### Work to do
Print out the material that follows word for word.

### Recorded data
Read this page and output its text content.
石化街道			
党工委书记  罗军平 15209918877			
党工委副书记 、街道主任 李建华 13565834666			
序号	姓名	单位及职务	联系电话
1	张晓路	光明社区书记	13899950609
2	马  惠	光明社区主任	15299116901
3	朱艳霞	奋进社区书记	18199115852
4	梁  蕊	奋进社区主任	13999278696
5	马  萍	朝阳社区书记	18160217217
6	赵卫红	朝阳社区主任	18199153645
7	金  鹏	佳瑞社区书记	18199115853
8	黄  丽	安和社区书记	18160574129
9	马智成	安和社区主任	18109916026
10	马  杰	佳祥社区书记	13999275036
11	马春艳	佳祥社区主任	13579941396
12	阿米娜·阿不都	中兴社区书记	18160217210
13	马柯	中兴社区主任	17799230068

### Reply to the exercise
Read this page and output its text content.
石化街道			
党工委书记  罗军平 15209918877			
党工委副书记 、街道主任 李建华 13565834666			
序号	姓名	单位及职务	联系电话
1	张晓路	光明社区书记	13899950609
2	马  惠	光明社区主任	15299116901
3	朱艳霞	奋进社区书记	18199115852
4	梁  蕊	奋进社区主任	13999278696
5	马  萍	朝阳社区书记	18160217217
6	赵卫红	朝阳社区主任	18199153645
7	金  鹏	佳瑞社区书记	18199115853
8	黄  丽	安和社区书记	18160574129
9	马智成	安和社区主任	18109916026
10	马  杰	佳祥社区书记	13999275036
11	马春艳	佳祥社区主任	13579941396
12	阿米娜·阿不都	中兴社区书记	18160217210
13	马柯	中兴社区主任	17799230068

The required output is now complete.